_PROBLEM DETAILS_
Copy each of the following lines without changing a single character.

──────── DATA PROVIDED ────────

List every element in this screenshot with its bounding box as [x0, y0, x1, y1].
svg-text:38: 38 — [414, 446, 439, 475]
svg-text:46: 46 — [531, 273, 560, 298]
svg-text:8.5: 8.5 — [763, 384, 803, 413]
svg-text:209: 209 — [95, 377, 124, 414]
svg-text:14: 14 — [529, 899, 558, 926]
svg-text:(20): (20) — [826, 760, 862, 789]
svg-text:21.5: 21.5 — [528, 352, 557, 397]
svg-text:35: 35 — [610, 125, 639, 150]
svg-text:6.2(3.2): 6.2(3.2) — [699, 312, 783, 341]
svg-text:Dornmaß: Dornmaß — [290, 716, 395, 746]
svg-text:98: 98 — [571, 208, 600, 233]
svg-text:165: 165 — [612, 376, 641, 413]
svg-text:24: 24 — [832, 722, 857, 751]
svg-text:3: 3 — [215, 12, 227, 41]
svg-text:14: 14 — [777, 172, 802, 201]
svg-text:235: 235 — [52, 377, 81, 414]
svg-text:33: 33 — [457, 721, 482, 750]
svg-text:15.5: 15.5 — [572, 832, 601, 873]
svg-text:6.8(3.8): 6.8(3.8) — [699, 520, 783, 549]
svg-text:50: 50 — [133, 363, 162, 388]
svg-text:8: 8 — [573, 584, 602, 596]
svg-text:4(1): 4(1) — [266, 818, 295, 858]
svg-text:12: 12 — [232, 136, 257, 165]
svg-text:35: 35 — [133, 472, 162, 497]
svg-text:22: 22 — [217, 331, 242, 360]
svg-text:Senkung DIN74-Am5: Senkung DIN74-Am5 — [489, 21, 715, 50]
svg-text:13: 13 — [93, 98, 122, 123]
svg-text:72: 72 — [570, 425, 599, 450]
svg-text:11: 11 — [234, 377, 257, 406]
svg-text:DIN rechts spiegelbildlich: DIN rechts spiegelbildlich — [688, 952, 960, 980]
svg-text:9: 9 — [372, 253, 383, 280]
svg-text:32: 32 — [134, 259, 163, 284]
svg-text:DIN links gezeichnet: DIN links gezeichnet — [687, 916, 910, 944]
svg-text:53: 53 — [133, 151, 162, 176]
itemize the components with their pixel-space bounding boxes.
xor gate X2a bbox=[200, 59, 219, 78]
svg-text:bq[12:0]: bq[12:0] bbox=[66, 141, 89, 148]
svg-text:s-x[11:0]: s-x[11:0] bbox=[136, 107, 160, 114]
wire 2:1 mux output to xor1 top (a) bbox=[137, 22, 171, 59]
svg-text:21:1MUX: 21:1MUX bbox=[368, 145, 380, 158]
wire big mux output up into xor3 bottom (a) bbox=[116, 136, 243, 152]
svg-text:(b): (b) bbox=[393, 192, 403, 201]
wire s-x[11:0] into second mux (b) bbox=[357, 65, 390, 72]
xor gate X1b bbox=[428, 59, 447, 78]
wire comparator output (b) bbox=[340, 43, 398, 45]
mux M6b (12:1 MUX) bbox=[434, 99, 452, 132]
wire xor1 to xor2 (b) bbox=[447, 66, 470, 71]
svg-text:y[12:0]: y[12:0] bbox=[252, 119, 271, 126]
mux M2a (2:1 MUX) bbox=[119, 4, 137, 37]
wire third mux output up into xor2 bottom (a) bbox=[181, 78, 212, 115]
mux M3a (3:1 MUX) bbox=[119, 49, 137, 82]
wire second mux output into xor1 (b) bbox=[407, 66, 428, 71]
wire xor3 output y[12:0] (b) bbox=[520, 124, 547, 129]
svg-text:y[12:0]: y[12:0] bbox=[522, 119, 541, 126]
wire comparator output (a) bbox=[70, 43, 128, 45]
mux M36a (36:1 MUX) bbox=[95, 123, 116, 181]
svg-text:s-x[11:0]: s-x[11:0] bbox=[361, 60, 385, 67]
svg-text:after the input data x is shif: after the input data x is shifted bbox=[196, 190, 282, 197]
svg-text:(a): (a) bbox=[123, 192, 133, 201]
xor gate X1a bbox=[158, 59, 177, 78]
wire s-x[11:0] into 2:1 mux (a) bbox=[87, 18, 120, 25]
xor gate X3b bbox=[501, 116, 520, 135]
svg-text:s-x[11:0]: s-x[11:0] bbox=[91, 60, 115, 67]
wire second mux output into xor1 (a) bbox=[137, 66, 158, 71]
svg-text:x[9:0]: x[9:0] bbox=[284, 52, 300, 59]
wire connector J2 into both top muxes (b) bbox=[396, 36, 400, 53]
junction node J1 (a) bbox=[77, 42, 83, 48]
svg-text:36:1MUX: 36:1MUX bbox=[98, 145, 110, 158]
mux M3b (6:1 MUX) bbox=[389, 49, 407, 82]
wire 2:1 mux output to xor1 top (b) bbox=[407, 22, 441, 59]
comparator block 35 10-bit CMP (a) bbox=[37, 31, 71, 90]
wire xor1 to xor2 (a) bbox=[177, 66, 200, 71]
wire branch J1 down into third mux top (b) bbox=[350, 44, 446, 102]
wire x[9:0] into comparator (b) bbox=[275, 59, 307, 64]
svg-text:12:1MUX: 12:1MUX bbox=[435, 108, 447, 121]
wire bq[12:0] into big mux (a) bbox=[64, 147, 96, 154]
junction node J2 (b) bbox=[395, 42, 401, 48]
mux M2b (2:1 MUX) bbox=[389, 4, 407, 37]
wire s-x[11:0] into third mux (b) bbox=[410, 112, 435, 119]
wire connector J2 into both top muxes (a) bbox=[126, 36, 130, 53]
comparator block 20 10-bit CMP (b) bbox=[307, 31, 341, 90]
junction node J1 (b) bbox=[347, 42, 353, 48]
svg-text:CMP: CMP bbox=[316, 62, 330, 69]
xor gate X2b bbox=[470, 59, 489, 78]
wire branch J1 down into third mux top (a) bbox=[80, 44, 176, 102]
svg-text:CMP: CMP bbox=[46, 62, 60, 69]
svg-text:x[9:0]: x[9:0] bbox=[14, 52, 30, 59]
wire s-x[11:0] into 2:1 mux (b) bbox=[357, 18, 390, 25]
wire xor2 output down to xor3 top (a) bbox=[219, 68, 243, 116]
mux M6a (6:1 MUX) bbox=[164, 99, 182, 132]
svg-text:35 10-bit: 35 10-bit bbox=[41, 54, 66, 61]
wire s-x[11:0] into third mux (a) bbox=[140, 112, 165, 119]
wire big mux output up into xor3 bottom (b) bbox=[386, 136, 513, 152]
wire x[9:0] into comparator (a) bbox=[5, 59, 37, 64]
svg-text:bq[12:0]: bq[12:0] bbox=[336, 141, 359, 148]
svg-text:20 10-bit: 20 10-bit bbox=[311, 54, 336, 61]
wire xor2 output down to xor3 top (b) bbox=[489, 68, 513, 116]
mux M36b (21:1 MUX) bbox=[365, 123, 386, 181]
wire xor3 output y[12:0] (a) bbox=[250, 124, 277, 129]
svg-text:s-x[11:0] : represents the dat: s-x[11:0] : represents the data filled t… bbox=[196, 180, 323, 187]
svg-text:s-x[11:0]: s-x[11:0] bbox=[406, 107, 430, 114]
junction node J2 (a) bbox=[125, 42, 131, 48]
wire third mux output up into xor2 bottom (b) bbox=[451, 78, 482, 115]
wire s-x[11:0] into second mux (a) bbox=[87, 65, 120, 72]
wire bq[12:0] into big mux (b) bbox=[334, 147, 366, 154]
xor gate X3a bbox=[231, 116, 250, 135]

────────

_ANSWER BELOW_
List every element in this screenshot with its bounding box as [x0, y0, x1, y1].
svg-text:38: 38 — [414, 446, 439, 475]
svg-text:46: 46 — [531, 273, 560, 298]
svg-text:8.5: 8.5 — [763, 384, 803, 413]
svg-text:209: 209 — [95, 377, 124, 414]
svg-text:14: 14 — [529, 899, 558, 926]
svg-text:(20): (20) — [826, 760, 862, 789]
svg-text:21.5: 21.5 — [528, 352, 557, 397]
svg-text:35: 35 — [610, 125, 639, 150]
svg-text:6.2(3.2): 6.2(3.2) — [699, 312, 783, 341]
svg-text:Dornmaß: Dornmaß — [290, 716, 395, 746]
svg-text:98: 98 — [571, 208, 600, 233]
svg-text:165: 165 — [612, 376, 641, 413]
svg-text:24: 24 — [832, 722, 857, 751]
svg-text:3: 3 — [215, 12, 227, 41]
svg-text:14: 14 — [777, 172, 802, 201]
svg-text:235: 235 — [52, 377, 81, 414]
svg-text:33: 33 — [457, 721, 482, 750]
svg-text:15.5: 15.5 — [572, 832, 601, 873]
svg-text:6.8(3.8): 6.8(3.8) — [699, 520, 783, 549]
svg-text:50: 50 — [133, 363, 162, 388]
svg-text:8: 8 — [573, 584, 602, 596]
svg-text:4(1): 4(1) — [266, 818, 295, 858]
svg-text:12: 12 — [232, 136, 257, 165]
svg-text:35: 35 — [133, 472, 162, 497]
svg-text:22: 22 — [217, 331, 242, 360]
svg-text:Senkung DIN74-Am5: Senkung DIN74-Am5 — [489, 21, 715, 50]
svg-text:13: 13 — [93, 98, 122, 123]
svg-text:72: 72 — [570, 425, 599, 450]
svg-text:11: 11 — [234, 377, 257, 406]
svg-text:DIN rechts spiegelbildlich: DIN rechts spiegelbildlich — [688, 952, 960, 980]
svg-text:9: 9 — [372, 253, 383, 280]
svg-text:32: 32 — [134, 259, 163, 284]
svg-text:DIN links gezeichnet: DIN links gezeichnet — [687, 916, 910, 944]
svg-text:53: 53 — [133, 151, 162, 176]
itemize the components with their pixel-space bounding boxes.
xor gate X2a bbox=[200, 59, 219, 78]
svg-text:bq[12:0]: bq[12:0] bbox=[66, 141, 89, 148]
svg-text:s-x[11:0]: s-x[11:0] bbox=[136, 107, 160, 114]
wire 2:1 mux output to xor1 top (a) bbox=[137, 22, 171, 59]
svg-text:21:1MUX: 21:1MUX bbox=[368, 145, 380, 158]
wire big mux output up into xor3 bottom (a) bbox=[116, 136, 243, 152]
svg-text:(b): (b) bbox=[393, 192, 403, 201]
wire s-x[11:0] into second mux (b) bbox=[357, 65, 390, 72]
xor gate X1b bbox=[428, 59, 447, 78]
wire comparator output (b) bbox=[340, 43, 398, 45]
mux M6b (12:1 MUX) bbox=[434, 99, 452, 132]
wire xor1 to xor2 (b) bbox=[447, 66, 470, 71]
svg-text:y[12:0]: y[12:0] bbox=[252, 119, 271, 126]
mux M2a (2:1 MUX) bbox=[119, 4, 137, 37]
wire third mux output up into xor2 bottom (a) bbox=[181, 78, 212, 115]
mux M3a (3:1 MUX) bbox=[119, 49, 137, 82]
wire second mux output into xor1 (b) bbox=[407, 66, 428, 71]
wire xor3 output y[12:0] (b) bbox=[520, 124, 547, 129]
svg-text:y[12:0]: y[12:0] bbox=[522, 119, 541, 126]
wire comparator output (a) bbox=[70, 43, 128, 45]
mux M36a (36:1 MUX) bbox=[95, 123, 116, 181]
svg-text:s-x[11:0]: s-x[11:0] bbox=[361, 60, 385, 67]
svg-text:after the input data x is shif: after the input data x is shifted bbox=[196, 190, 282, 197]
svg-text:(a): (a) bbox=[123, 192, 133, 201]
xor gate X1a bbox=[158, 59, 177, 78]
wire s-x[11:0] into 2:1 mux (a) bbox=[87, 18, 120, 25]
xor gate X3b bbox=[501, 116, 520, 135]
svg-text:s-x[11:0]: s-x[11:0] bbox=[91, 60, 115, 67]
wire second mux output into xor1 (a) bbox=[137, 66, 158, 71]
svg-text:x[9:0]: x[9:0] bbox=[284, 52, 300, 59]
wire connector J2 into both top muxes (b) bbox=[396, 36, 400, 53]
junction node J1 (a) bbox=[77, 42, 83, 48]
svg-text:36:1MUX: 36:1MUX bbox=[98, 145, 110, 158]
mux M3b (6:1 MUX) bbox=[389, 49, 407, 82]
wire 2:1 mux output to xor1 top (b) bbox=[407, 22, 441, 59]
comparator block 35 10-bit CMP (a) bbox=[37, 31, 71, 90]
wire xor1 to xor2 (a) bbox=[177, 66, 200, 71]
wire branch J1 down into third mux top (b) bbox=[350, 44, 446, 102]
wire x[9:0] into comparator (b) bbox=[275, 59, 307, 64]
svg-text:12:1MUX: 12:1MUX bbox=[435, 108, 447, 121]
wire bq[12:0] into big mux (a) bbox=[64, 147, 96, 154]
junction node J2 (b) bbox=[395, 42, 401, 48]
mux M2b (2:1 MUX) bbox=[389, 4, 407, 37]
wire s-x[11:0] into third mux (b) bbox=[410, 112, 435, 119]
wire connector J2 into both top muxes (a) bbox=[126, 36, 130, 53]
comparator block 20 10-bit CMP (b) bbox=[307, 31, 341, 90]
junction node J1 (b) bbox=[347, 42, 353, 48]
svg-text:CMP: CMP bbox=[316, 62, 330, 69]
xor gate X2b bbox=[470, 59, 489, 78]
wire branch J1 down into third mux top (a) bbox=[80, 44, 176, 102]
svg-text:CMP: CMP bbox=[46, 62, 60, 69]
svg-text:x[9:0]: x[9:0] bbox=[14, 52, 30, 59]
wire s-x[11:0] into 2:1 mux (b) bbox=[357, 18, 390, 25]
wire xor2 output down to xor3 top (a) bbox=[219, 68, 243, 116]
mux M6a (6:1 MUX) bbox=[164, 99, 182, 132]
svg-text:35 10-bit: 35 10-bit bbox=[41, 54, 66, 61]
wire s-x[11:0] into third mux (a) bbox=[140, 112, 165, 119]
wire big mux output up into xor3 bottom (b) bbox=[386, 136, 513, 152]
wire x[9:0] into comparator (a) bbox=[5, 59, 37, 64]
svg-text:bq[12:0]: bq[12:0] bbox=[336, 141, 359, 148]
svg-text:20 10-bit: 20 10-bit bbox=[311, 54, 336, 61]
wire xor2 output down to xor3 top (b) bbox=[489, 68, 513, 116]
mux M36b (21:1 MUX) bbox=[365, 123, 386, 181]
wire xor3 output y[12:0] (a) bbox=[250, 124, 277, 129]
svg-text:s-x[11:0] : represents the dat: s-x[11:0] : represents the data filled t… bbox=[196, 180, 323, 187]
svg-text:s-x[11:0]: s-x[11:0] bbox=[406, 107, 430, 114]
junction node J2 (a) bbox=[125, 42, 131, 48]
wire third mux output up into xor2 bottom (b) bbox=[451, 78, 482, 115]
wire s-x[11:0] into second mux (a) bbox=[87, 65, 120, 72]
wire bq[12:0] into big mux (b) bbox=[334, 147, 366, 154]
xor gate X3a bbox=[231, 116, 250, 135]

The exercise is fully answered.